Records for processing:
==========

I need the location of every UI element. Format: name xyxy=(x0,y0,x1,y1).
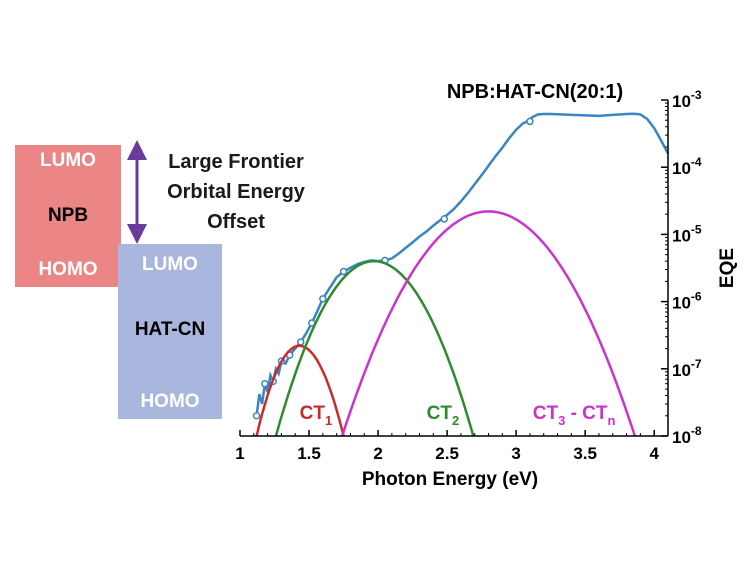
eqe-data-point xyxy=(440,215,449,223)
chart-axes xyxy=(240,100,669,437)
x-tick-label: 4 xyxy=(649,444,659,463)
hatcn-homo-label: HOMO xyxy=(140,391,200,412)
eqe-data-point xyxy=(526,117,534,126)
y-ticks: 10-8 10-7 10-6 10-5 10-4 10-3 xyxy=(661,88,702,447)
ct2-label: CT2 xyxy=(427,403,460,428)
offset-label-line-2: Orbital Energy xyxy=(167,181,305,203)
npb-energy-box: LUMO NPB HOMO xyxy=(15,145,121,287)
y-tick-label: 10-7 xyxy=(672,357,702,380)
x-tick-label: 1 xyxy=(235,444,244,463)
x-axis-label: Photon Energy (eV) xyxy=(362,469,538,490)
ct3-band-curve xyxy=(341,210,637,437)
ct1-band-curve xyxy=(255,344,345,437)
y-tick-label: 10-5 xyxy=(672,222,702,245)
ct1-label: CT1 xyxy=(300,403,333,428)
chart-title: NPB:HAT-CN(20:1) xyxy=(447,81,623,103)
ct-labels: CT1 CT2 CT3 - CTn xyxy=(300,403,616,428)
arrow-head-up xyxy=(127,140,147,160)
hatcn-energy-box: LUMO HAT-CN HOMO xyxy=(118,244,222,419)
chart-curves xyxy=(252,112,670,437)
hatcn-lumo-label: LUMO xyxy=(142,254,198,275)
eqe-measured-line xyxy=(255,112,670,416)
eqe-data-point xyxy=(319,295,327,303)
y-tick-label: 10-6 xyxy=(672,290,702,313)
x-ticks: 1 1.5 2 2.5 3 3.5 4 xyxy=(235,430,659,463)
offset-label: Large Frontier Orbital Energy Offset xyxy=(146,147,326,237)
x-tick-label: 1.5 xyxy=(297,444,321,463)
x-tick-label: 3 xyxy=(511,444,520,463)
x-tick-label: 2 xyxy=(373,444,382,463)
hatcn-name-label: HAT-CN xyxy=(134,319,206,340)
ct2-band-curve xyxy=(274,259,475,437)
ct3-label: CT3 - CTn xyxy=(533,403,616,428)
y-axis-label: EQE xyxy=(717,248,738,288)
npb-lumo-label: LUMO xyxy=(40,150,96,171)
x-tick-label: 2.5 xyxy=(435,444,459,463)
x-tick-label: 3.5 xyxy=(573,444,597,463)
y-tick-label: 10-4 xyxy=(672,155,702,178)
eqe-data-point xyxy=(261,379,269,388)
eqe-data-point xyxy=(296,338,305,346)
arrow-head-down xyxy=(127,224,147,244)
offset-label-line-1: Large Frontier xyxy=(168,151,304,173)
double-arrow-icon xyxy=(127,140,147,244)
y-tick-label: 10-8 xyxy=(672,424,702,447)
npb-name-label: NPB xyxy=(47,205,89,226)
eqe-data-point xyxy=(339,267,348,276)
y-tick-label: 10-3 xyxy=(672,88,702,111)
eqe-data-point xyxy=(252,412,261,420)
npb-homo-label: HOMO xyxy=(38,259,98,280)
offset-label-line-3: Offset xyxy=(207,211,265,233)
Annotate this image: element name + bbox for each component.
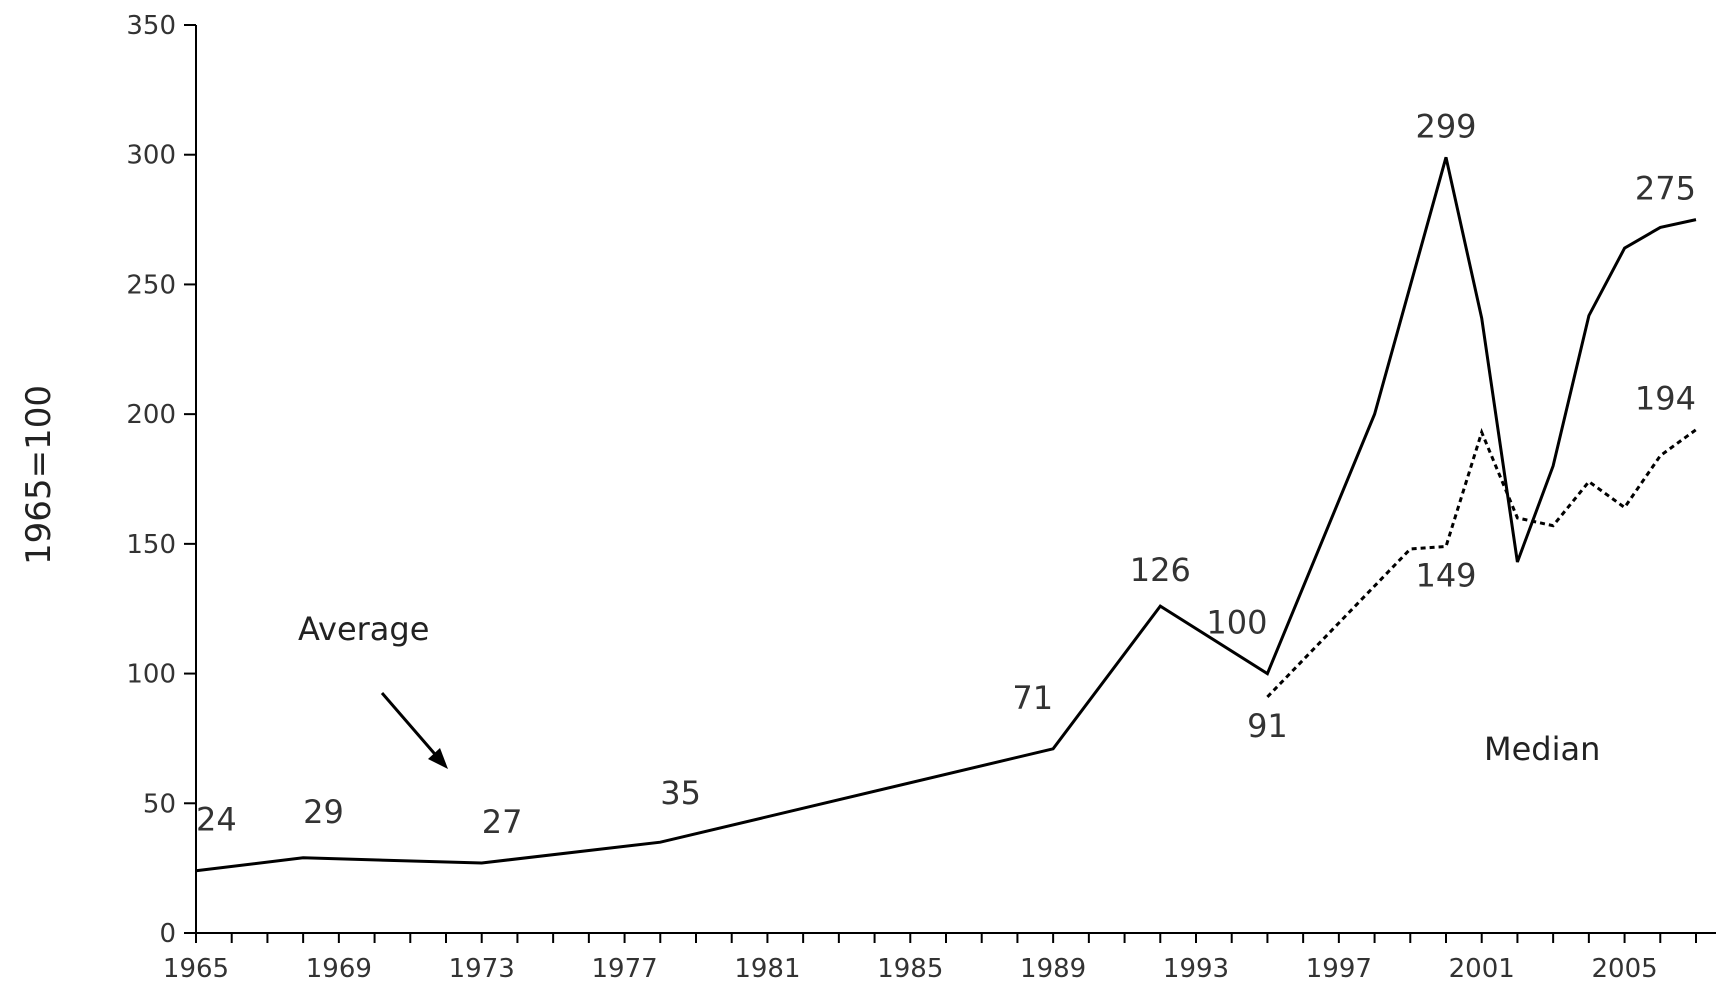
- data-label: 35: [660, 774, 701, 812]
- data-labels: 24 29 27 35 71 126 100 91 299 149 275 194: [196, 107, 1696, 841]
- data-label: 24: [196, 801, 237, 839]
- y-tick-label: 100: [126, 660, 176, 690]
- data-label: 275: [1635, 170, 1696, 208]
- series-line-median: [1266, 427, 1697, 698]
- median-annotation: Median: [1484, 730, 1600, 768]
- data-label: 71: [1012, 679, 1053, 717]
- y-tick-label: 300: [126, 141, 176, 171]
- average-arrow-head: [428, 748, 448, 769]
- x-tick-label: 1977: [591, 954, 657, 984]
- x-tick-label: 2001: [1449, 954, 1515, 984]
- y-tick-label: 50: [143, 789, 176, 819]
- x-tick-label: 1997: [1306, 954, 1372, 984]
- y-tick-label: 250: [126, 270, 176, 300]
- y-axis-title: 1965=100: [19, 385, 59, 565]
- average-arrow-shaft: [380, 692, 442, 761]
- data-label: 100: [1206, 604, 1267, 642]
- annotations: Average Median: [298, 610, 1600, 769]
- x-tick-label: 1989: [1020, 954, 1086, 984]
- x-tick-label: 1965: [163, 954, 229, 984]
- y-tick-label: 350: [126, 11, 176, 41]
- x-tick-label: 1981: [734, 954, 800, 984]
- data-label: 126: [1130, 551, 1191, 589]
- y-tick-label: 0: [159, 919, 176, 949]
- average-annotation: Average: [298, 610, 429, 648]
- x-tick-label: 2005: [1591, 954, 1657, 984]
- data-label: 149: [1415, 556, 1476, 594]
- x-tick-label: 1985: [877, 954, 943, 984]
- data-label: 29: [303, 793, 344, 831]
- x-tick-label: 1973: [449, 954, 515, 984]
- data-label: 91: [1247, 707, 1288, 745]
- series-layer: [195, 156, 1697, 873]
- y-tick-label: 200: [126, 400, 176, 430]
- data-label: 194: [1635, 380, 1696, 418]
- series-line-average: [195, 156, 1697, 873]
- x-tick-label: 1969: [306, 954, 372, 984]
- data-label: 27: [482, 803, 523, 841]
- axes: 0 50 100 150 200 250 300 350 1965 1969 1973 1977 198…: [126, 11, 1716, 984]
- data-label: 299: [1415, 107, 1476, 145]
- x-tick-label: 1993: [1163, 954, 1229, 984]
- y-tick-label: 150: [126, 530, 176, 560]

==========

Goal:
Render every line of the material above as a numbered list, leaving out blank lines and pictures.

Answer:
1. I need the location of every UI element. Format: name xyxy=(x0,y0,x1,y1).
2. eqe-data-point xyxy=(440,215,449,223)
3. chart-axes xyxy=(240,100,669,437)
4. x-tick-label: 4 xyxy=(649,444,659,463)
5. hatcn-homo-label: HOMO xyxy=(140,391,200,412)
6. eqe-data-point xyxy=(526,117,534,126)
7. y-ticks: 10-8 10-7 10-6 10-5 10-4 10-3 xyxy=(661,88,702,447)
8. ct2-label: CT2 xyxy=(427,403,460,428)
9. offset-label-line-2: Orbital Energy xyxy=(167,181,305,203)
10. npb-energy-box: LUMO NPB HOMO xyxy=(15,145,121,287)
11. y-tick-label: 10-7 xyxy=(672,357,702,380)
12. x-tick-label: 1 xyxy=(235,444,244,463)
13. x-axis-label: Photon Energy (eV) xyxy=(362,469,538,490)
14. ct3-band-curve xyxy=(341,210,637,437)
15. ct1-band-curve xyxy=(255,344,345,437)
16. y-tick-label: 10-5 xyxy=(672,222,702,245)
17. ct1-label: CT1 xyxy=(300,403,333,428)
18. chart-title: NPB:HAT-CN(20:1) xyxy=(447,81,623,103)
19. ct-labels: CT1 CT2 CT3 - CTn xyxy=(300,403,616,428)
20. arrow-head-up xyxy=(127,140,147,160)
21. hatcn-energy-box: LUMO HAT-CN HOMO xyxy=(118,244,222,419)
22. chart-curves xyxy=(252,112,670,437)
23. hatcn-lumo-label: LUMO xyxy=(142,254,198,275)
24. eqe-measured-line xyxy=(255,112,670,416)
25. eqe-data-point xyxy=(319,295,327,303)
26. y-tick-label: 10-6 xyxy=(672,290,702,313)
27. x-ticks: 1 1.5 2 2.5 3 3.5 4 xyxy=(235,430,659,463)
28. offset-label: Large Frontier Orbital Energy Offset xyxy=(146,147,326,237)
29. x-tick-label: 1.5 xyxy=(297,444,321,463)
30. x-tick-label: 3 xyxy=(511,444,520,463)
31. x-tick-label: 2 xyxy=(373,444,382,463)
32. hatcn-name-label: HAT-CN xyxy=(134,319,206,340)
33. ct2-band-curve xyxy=(274,259,475,437)
34. ct3-label: CT3 - CTn xyxy=(533,403,616,428)
35. y-axis-label: EQE xyxy=(717,248,738,288)
36. npb-lumo-label: LUMO xyxy=(40,150,96,171)
37. x-tick-label: 2.5 xyxy=(435,444,459,463)
38. x-tick-label: 3.5 xyxy=(573,444,597,463)
39. y-tick-label: 10-4 xyxy=(672,155,702,178)
40. eqe-data-point xyxy=(261,379,269,388)
41. eqe-data-point xyxy=(296,338,305,346)
42. arrow-head-down xyxy=(127,224,147,244)
43. offset-label-line-1: Large Frontier xyxy=(168,151,304,173)
44. double-arrow-icon xyxy=(127,140,147,244)
45. y-tick-label: 10-8 xyxy=(672,424,702,447)
46. npb-name-label: NPB xyxy=(47,205,89,226)
47. eqe-data-point xyxy=(339,267,348,276)
48. y-tick-label: 10-3 xyxy=(672,88,702,111)
49. eqe-data-point xyxy=(252,412,261,420)
50. npb-homo-label: HOMO xyxy=(38,259,98,280)
51. offset-label-line-3: Offset xyxy=(207,211,265,233)
52. Annotate this image: element name + bbox for each component.
53. - data-label: 35: [660, 774, 701, 812]
54. - data-labels: 24 29 27 35 71 126 100 91 299 149 275 194: [196, 107, 1696, 841]
55. - data-label: 24: [196, 801, 237, 839]
56. - y-tick-label: 100: [126, 660, 176, 690]
57. - data-label: 275: [1635, 170, 1696, 208]
58. - series-line-median: [1266, 427, 1697, 698]
59. - median-annotation: Median: [1484, 730, 1600, 768]
60. - data-label: 71: [1012, 679, 1053, 717]
61. - y-tick-label: 300: [126, 141, 176, 171]
62. - average-arrow-head: [428, 748, 448, 769]
63. - x-tick-label: 1977: [591, 954, 657, 984]
64. - x-tick-label: 2001: [1449, 954, 1515, 984]
65. - y-tick-label: 50: [143, 789, 176, 819]
66. - x-tick-label: 1997: [1306, 954, 1372, 984]
67. - y-tick-label: 250: [126, 270, 176, 300]
68. - y-axis-title: 1965=100: [19, 385, 59, 565]
69. - average-arrow-shaft: [380, 692, 442, 761]
70. - data-label: 100: [1206, 604, 1267, 642]
71. - annotations: Average Median: [298, 610, 1600, 769]
72. - x-tick-label: 1989: [1020, 954, 1086, 984]
73. - x-tick-label: 1965: [163, 954, 229, 984]
74. - y-tick-label: 350: [126, 11, 176, 41]
75. - x-tick-label: 1981: [734, 954, 800, 984]
76. - data-label: 126: [1130, 551, 1191, 589]
77. - y-tick-label: 0: [159, 919, 176, 949]
78. - average-annotation: Average: [298, 610, 429, 648]
79. - x-tick-label: 2005: [1591, 954, 1657, 984]
80. - data-label: 149: [1415, 556, 1476, 594]
81. - x-tick-label: 1985: [877, 954, 943, 984]
82. - data-label: 29: [303, 793, 344, 831]
83. - x-tick-label: 1973: [449, 954, 515, 984]
84. - data-label: 91: [1247, 707, 1288, 745]
85. - series-layer: [195, 156, 1697, 873]
86. - y-tick-label: 200: [126, 400, 176, 430]
87. - data-label: 194: [1635, 380, 1696, 418]
88. - series-line-average: [195, 156, 1697, 873]
89. - x-tick-label: 1969: [306, 954, 372, 984]
90. - data-label: 27: [482, 803, 523, 841]
91. - axes: 0 50 100 150 200 250 300 350 1965 1969 1973 1977 198…: [126, 11, 1716, 984]
92. - data-label: 299: [1415, 107, 1476, 145]
93. - x-tick-label: 1993: [1163, 954, 1229, 984]
94. - y-tick-label: 150: [126, 530, 176, 560]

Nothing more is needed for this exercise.